Entries with figure data
• • • •

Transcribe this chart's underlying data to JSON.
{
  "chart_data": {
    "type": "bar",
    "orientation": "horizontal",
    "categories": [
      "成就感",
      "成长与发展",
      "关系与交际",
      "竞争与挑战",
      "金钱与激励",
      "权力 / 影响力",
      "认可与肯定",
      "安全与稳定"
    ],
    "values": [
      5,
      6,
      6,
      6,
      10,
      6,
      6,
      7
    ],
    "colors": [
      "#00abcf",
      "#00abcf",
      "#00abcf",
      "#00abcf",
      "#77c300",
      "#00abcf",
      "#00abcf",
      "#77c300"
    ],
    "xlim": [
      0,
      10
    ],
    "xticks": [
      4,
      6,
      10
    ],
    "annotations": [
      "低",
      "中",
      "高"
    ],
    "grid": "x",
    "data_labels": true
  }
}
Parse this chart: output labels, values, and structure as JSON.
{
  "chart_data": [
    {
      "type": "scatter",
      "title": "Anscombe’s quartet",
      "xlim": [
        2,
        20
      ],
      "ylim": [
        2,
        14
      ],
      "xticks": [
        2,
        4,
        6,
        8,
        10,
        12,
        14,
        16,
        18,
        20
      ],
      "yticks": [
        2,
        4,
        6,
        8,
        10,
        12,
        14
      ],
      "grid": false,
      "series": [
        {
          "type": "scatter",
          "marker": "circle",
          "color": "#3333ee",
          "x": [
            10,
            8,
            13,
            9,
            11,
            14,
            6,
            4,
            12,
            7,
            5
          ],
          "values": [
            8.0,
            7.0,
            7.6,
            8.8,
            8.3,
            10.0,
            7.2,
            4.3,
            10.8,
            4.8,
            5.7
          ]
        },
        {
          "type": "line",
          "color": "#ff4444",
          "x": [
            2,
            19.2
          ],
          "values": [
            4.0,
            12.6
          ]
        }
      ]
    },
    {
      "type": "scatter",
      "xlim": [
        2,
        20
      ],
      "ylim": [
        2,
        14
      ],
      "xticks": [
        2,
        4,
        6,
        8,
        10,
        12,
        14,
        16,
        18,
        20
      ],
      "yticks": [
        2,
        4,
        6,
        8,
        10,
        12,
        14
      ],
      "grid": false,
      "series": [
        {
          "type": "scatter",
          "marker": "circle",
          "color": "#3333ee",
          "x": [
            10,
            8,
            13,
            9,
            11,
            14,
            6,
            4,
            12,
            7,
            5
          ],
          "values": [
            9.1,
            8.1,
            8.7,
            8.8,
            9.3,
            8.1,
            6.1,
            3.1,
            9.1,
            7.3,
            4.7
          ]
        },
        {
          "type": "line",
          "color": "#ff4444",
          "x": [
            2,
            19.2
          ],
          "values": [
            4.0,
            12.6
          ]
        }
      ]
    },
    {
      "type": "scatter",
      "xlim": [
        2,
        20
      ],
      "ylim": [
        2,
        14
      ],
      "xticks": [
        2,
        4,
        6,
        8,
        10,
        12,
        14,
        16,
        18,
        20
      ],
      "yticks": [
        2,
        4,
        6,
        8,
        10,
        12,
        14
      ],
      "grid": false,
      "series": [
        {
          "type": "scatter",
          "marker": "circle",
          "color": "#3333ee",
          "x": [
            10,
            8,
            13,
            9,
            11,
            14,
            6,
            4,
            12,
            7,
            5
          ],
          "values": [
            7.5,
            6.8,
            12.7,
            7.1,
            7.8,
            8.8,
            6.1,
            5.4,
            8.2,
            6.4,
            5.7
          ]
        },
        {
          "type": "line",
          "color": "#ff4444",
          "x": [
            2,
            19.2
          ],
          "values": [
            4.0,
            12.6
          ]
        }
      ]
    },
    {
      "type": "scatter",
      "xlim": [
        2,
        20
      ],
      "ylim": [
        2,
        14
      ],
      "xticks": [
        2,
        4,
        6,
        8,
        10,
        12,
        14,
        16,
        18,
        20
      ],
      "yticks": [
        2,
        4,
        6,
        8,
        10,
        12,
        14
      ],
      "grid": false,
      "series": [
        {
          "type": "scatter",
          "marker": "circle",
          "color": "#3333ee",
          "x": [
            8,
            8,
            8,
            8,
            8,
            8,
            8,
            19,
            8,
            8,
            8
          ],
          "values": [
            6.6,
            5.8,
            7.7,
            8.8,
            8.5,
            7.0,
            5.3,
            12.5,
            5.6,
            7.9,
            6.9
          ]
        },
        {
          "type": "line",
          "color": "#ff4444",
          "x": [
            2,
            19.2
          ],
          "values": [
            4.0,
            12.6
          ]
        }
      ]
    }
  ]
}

• • • •

_EXERCISE GOAL_.
Transcribe every entry exactly, omitting nothing.

_REPLY_.
Transcribe this chart's underlying data to JSON.
{
  "chart_data": {
    "type": "bar",
    "orientation": "horizontal",
    "categories": [
      "成就感",
      "成长与发展",
      "关系与交际",
      "竞争与挑战",
      "金钱与激励",
      "权力 / 影响力",
      "认可与肯定",
      "安全与稳定"
    ],
    "values": [
      5,
      6,
      6,
      6,
      10,
      6,
      6,
      7
    ],
    "colors": [
      "#00abcf",
      "#00abcf",
      "#00abcf",
      "#00abcf",
      "#77c300",
      "#00abcf",
      "#00abcf",
      "#77c300"
    ],
    "xlim": [
      0,
      10
    ],
    "xticks": [
      4,
      6,
      10
    ],
    "annotations": [
      "低",
      "中",
      "高"
    ],
    "grid": "x",
    "data_labels": true
  }
}
Parse this chart: output labels, values, and structure as JSON.
{
  "chart_data": [
    {
      "type": "scatter",
      "title": "Anscombe’s quartet",
      "xlim": [
        2,
        20
      ],
      "ylim": [
        2,
        14
      ],
      "xticks": [
        2,
        4,
        6,
        8,
        10,
        12,
        14,
        16,
        18,
        20
      ],
      "yticks": [
        2,
        4,
        6,
        8,
        10,
        12,
        14
      ],
      "grid": false,
      "series": [
        {
          "type": "scatter",
          "marker": "circle",
          "color": "#3333ee",
          "x": [
            10,
            8,
            13,
            9,
            11,
            14,
            6,
            4,
            12,
            7,
            5
          ],
          "values": [
            8.0,
            7.0,
            7.6,
            8.8,
            8.3,
            10.0,
            7.2,
            4.3,
            10.8,
            4.8,
            5.7
          ]
        },
        {
          "type": "line",
          "color": "#ff4444",
          "x": [
            2,
            19.2
          ],
          "values": [
            4.0,
            12.6
          ]
        }
      ]
    },
    {
      "type": "scatter",
      "xlim": [
        2,
        20
      ],
      "ylim": [
        2,
        14
      ],
      "xticks": [
        2,
        4,
        6,
        8,
        10,
        12,
        14,
        16,
        18,
        20
      ],
      "yticks": [
        2,
        4,
        6,
        8,
        10,
        12,
        14
      ],
      "grid": false,
      "series": [
        {
          "type": "scatter",
          "marker": "circle",
          "color": "#3333ee",
          "x": [
            10,
            8,
            13,
            9,
            11,
            14,
            6,
            4,
            12,
            7,
            5
          ],
          "values": [
            9.1,
            8.1,
            8.7,
            8.8,
            9.3,
            8.1,
            6.1,
            3.1,
            9.1,
            7.3,
            4.7
          ]
        },
        {
          "type": "line",
          "color": "#ff4444",
          "x": [
            2,
            19.2
          ],
          "values": [
            4.0,
            12.6
          ]
        }
      ]
    },
    {
      "type": "scatter",
      "xlim": [
        2,
        20
      ],
      "ylim": [
        2,
        14
      ],
      "xticks": [
        2,
        4,
        6,
        8,
        10,
        12,
        14,
        16,
        18,
        20
      ],
      "yticks": [
        2,
        4,
        6,
        8,
        10,
        12,
        14
      ],
      "grid": false,
      "series": [
        {
          "type": "scatter",
          "marker": "circle",
          "color": "#3333ee",
          "x": [
            10,
            8,
            13,
            9,
            11,
            14,
            6,
            4,
            12,
            7,
            5
          ],
          "values": [
            7.5,
            6.8,
            12.7,
            7.1,
            7.8,
            8.8,
            6.1,
            5.4,
            8.2,
            6.4,
            5.7
          ]
        },
        {
          "type": "line",
          "color": "#ff4444",
          "x": [
            2,
            19.2
          ],
          "values": [
            4.0,
            12.6
          ]
        }
      ]
    },
    {
      "type": "scatter",
      "xlim": [
        2,
        20
      ],
      "ylim": [
        2,
        14
      ],
      "xticks": [
        2,
        4,
        6,
        8,
        10,
        12,
        14,
        16,
        18,
        20
      ],
      "yticks": [
        2,
        4,
        6,
        8,
        10,
        12,
        14
      ],
      "grid": false,
      "series": [
        {
          "type": "scatter",
          "marker": "circle",
          "color": "#3333ee",
          "x": [
            8,
            8,
            8,
            8,
            8,
            8,
            8,
            19,
            8,
            8,
            8
          ],
          "values": [
            6.6,
            5.8,
            7.7,
            8.8,
            8.5,
            7.0,
            5.3,
            12.5,
            5.6,
            7.9,
            6.9
          ]
        },
        {
          "type": "line",
          "color": "#ff4444",
          "x": [
            2,
            19.2
          ],
          "values": [
            4.0,
            12.6
          ]
        }
      ]
    }
  ]
}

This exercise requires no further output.